------ Input material

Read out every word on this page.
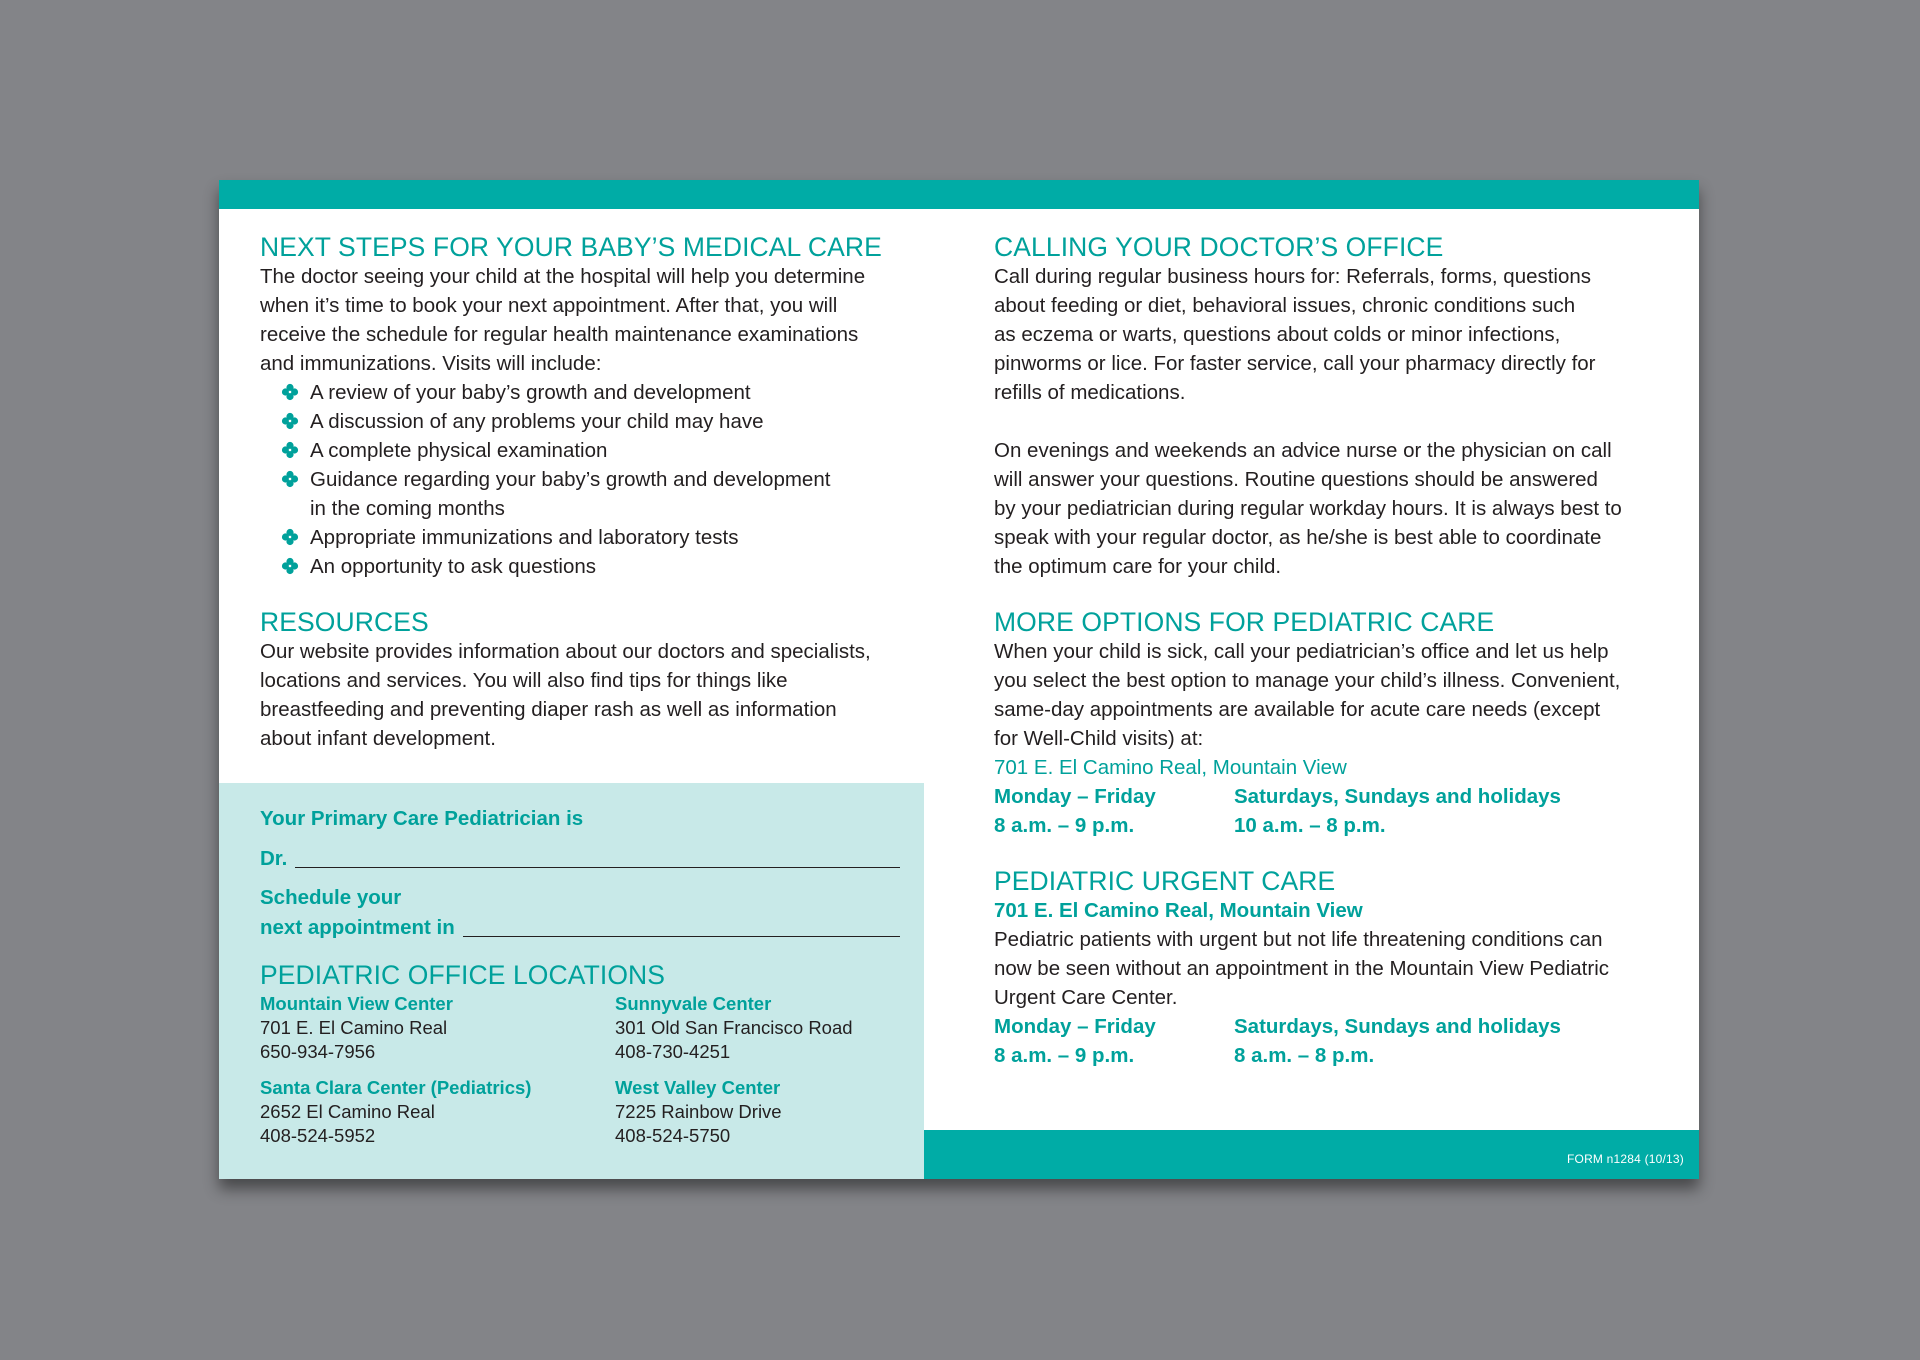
FORM n1284 (10/13)
NEXT STEPS FOR YOUR BABY’S MEDICAL CARE
The doctor seeing your child at the hospital will help you determine
when it’s time to book your next appointment. After that, you will
receive the schedule for regular health maintenance examinations
and immunizations. Visits will include:
A review of your baby’s growth and development
A discussion of any problems your child may have
A complete physical examination
Guidance regarding your baby’s growth and development
in the coming months
Appropriate immunizations and laboratory tests
An opportunity to ask questions
RESOURCES
Our website provides information about our doctors and specialists,
locations and services. You will also find tips for things like
breastfeeding and preventing diaper rash as well as information
about infant development.
Your Primary Care Pediatrician is
Dr.
Schedule your
next appointment in
PEDIATRIC OFFICE LOCATIONS
Mountain View Center
701 E. El Camino Real
650-934-7956
Sunnyvale Center
301 Old San Francisco Road
408-730-4251
Santa Clara Center (Pediatrics)
2652 El Camino Real
408-524-5952
West Valley Center
7225 Rainbow Drive
408-524-5750
CALLING YOUR DOCTOR’S OFFICE
Call during regular business hours for: Referrals, forms, questions
about feeding or diet, behavioral issues, chronic conditions such
as eczema or warts, questions about colds or minor infections,
pinworms or lice. For faster service, call your pharmacy directly for
refills of medications.
On evenings and weekends an advice nurse or the physician on call
will answer your questions. Routine questions should be answered
by your pediatrician during regular workday hours. It is always best to
speak with your regular doctor, as he/she is best able to coordinate
the optimum care for your child.
MORE OPTIONS FOR PEDIATRIC CARE
When your child is sick, call your pediatrician’s office and let us help
you select the best option to manage your child’s illness. Convenient,
same-day appointments are available for acute care needs (except
for Well-Child visits) at:
701 E. El Camino Real, Mountain View
Monday – Friday
8 a.m. – 9 p.m.
Saturdays, Sundays and holidays
10 a.m. – 8 p.m.
PEDIATRIC URGENT CARE
701 E. El Camino Real, Mountain View
Pediatric patients with urgent but not life threatening conditions can
now be seen without an appointment in the Mountain View Pediatric
Urgent Care Center.
Monday – Friday
8 a.m. – 9 p.m.
Saturdays, Sundays and holidays
8 a.m. – 8 p.m.
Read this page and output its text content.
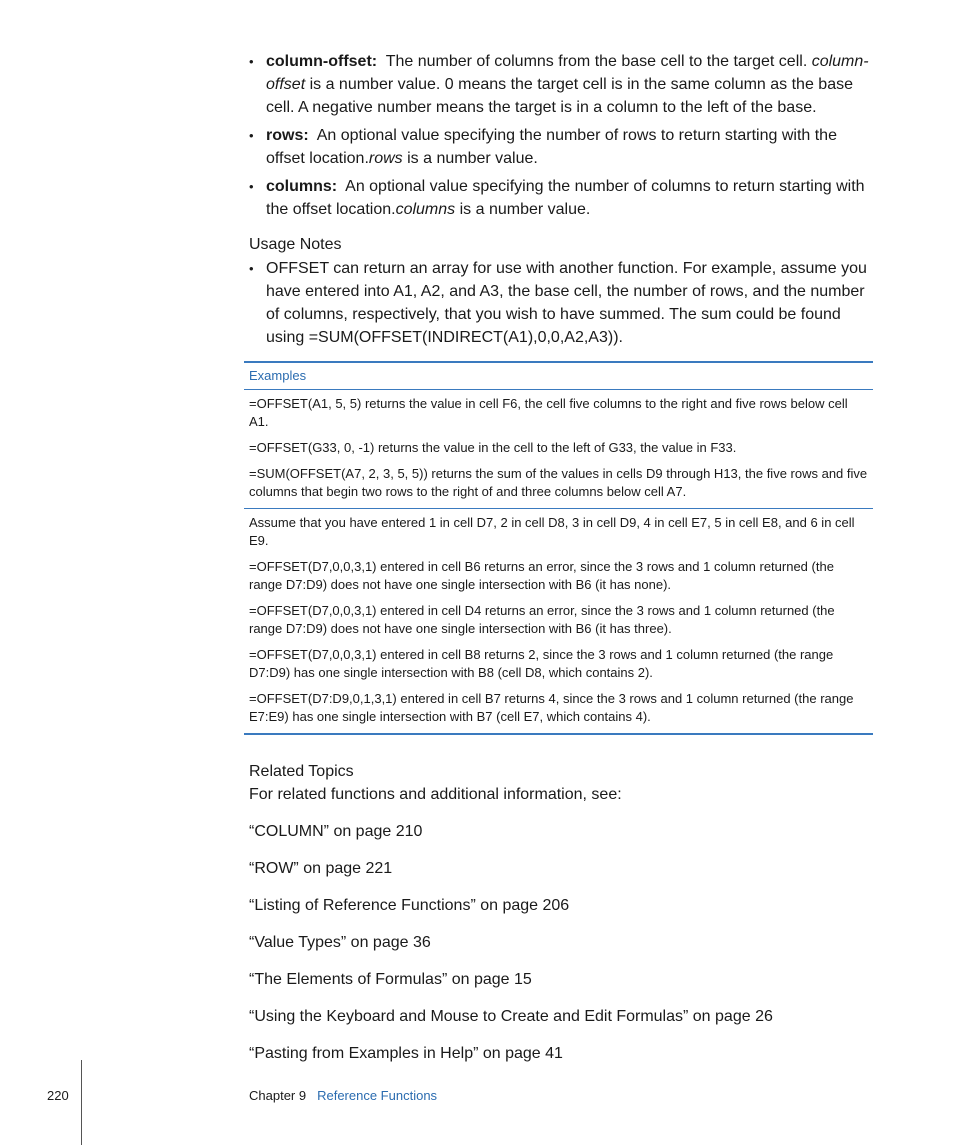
• column-offset: The number of columns from the base cell to the target cell. column-offset is a number value. 0 means the target cell is in the same column as the base cell. A negative number means the target is in a column to the left of the base.
• rows: An optional value specifying the number of rows to return starting with the offset location.rows is a number value.
• columns: An optional value specifying the number of columns to return starting with the offset location.columns is a number value.
Usage Notes
• OFFSET can return an array for use with another function. For example, assume you have entered into A1, A2, and A3, the base cell, the number of rows, and the number of columns, respectively, that you wish to have summed. The sum could be found using =SUM(OFFSET(INDIRECT(A1),0,0,A2,A3)).
Examples

=OFFSET(A1, 5, 5) returns the value in cell F6, the cell five columns to the right and five rows below cell A1.

=OFFSET(G33, 0, -1) returns the value in the cell to the left of G33, the value in F33.

=SUM(OFFSET(A7, 2, 3, 5, 5)) returns the sum of the values in cells D9 through H13, the five rows and five columns that begin two rows to the right of and three columns below cell A7.

Assume that you have entered 1 in cell D7, 2 in cell D8, 3 in cell D9, 4 in cell E7, 5 in cell E8, and 6 in cell E9.

=OFFSET(D7,0,0,3,1) entered in cell B6 returns an error, since the 3 rows and 1 column returned (the range D7:D9) does not have one single intersection with B6 (it has none).

=OFFSET(D7,0,0,3,1) entered in cell D4 returns an error, since the 3 rows and 1 column returned (the range D7:D9) does not have one single intersection with B6 (it has three).

=OFFSET(D7,0,0,3,1) entered in cell B8 returns 2, since the 3 rows and 1 column returned (the range D7:D9) has one single intersection with B8 (cell D8, which contains 2).

=OFFSET(D7:D9,0,1,3,1) entered in cell B7 returns 4, since the 3 rows and 1 column returned (the range E7:E9) has one single intersection with B7 (cell E7, which contains 4).

Related Topics

For related functions and additional information, see:

“COLUMN” on page 210
“ROW” on page 221
“Listing of Reference Functions” on page 206
“Value Types” on page 36
“The Elements of Formulas” on page 15
“Using the Keyboard and Mouse to Create and Edit Formulas” on page 26
“Pasting from Examples in Help” on page 41
220	Chapter 9 Reference Functions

------------

● What to produce: Reply by stating only how many lines in the listing hold the word "range".

● Written answer: 4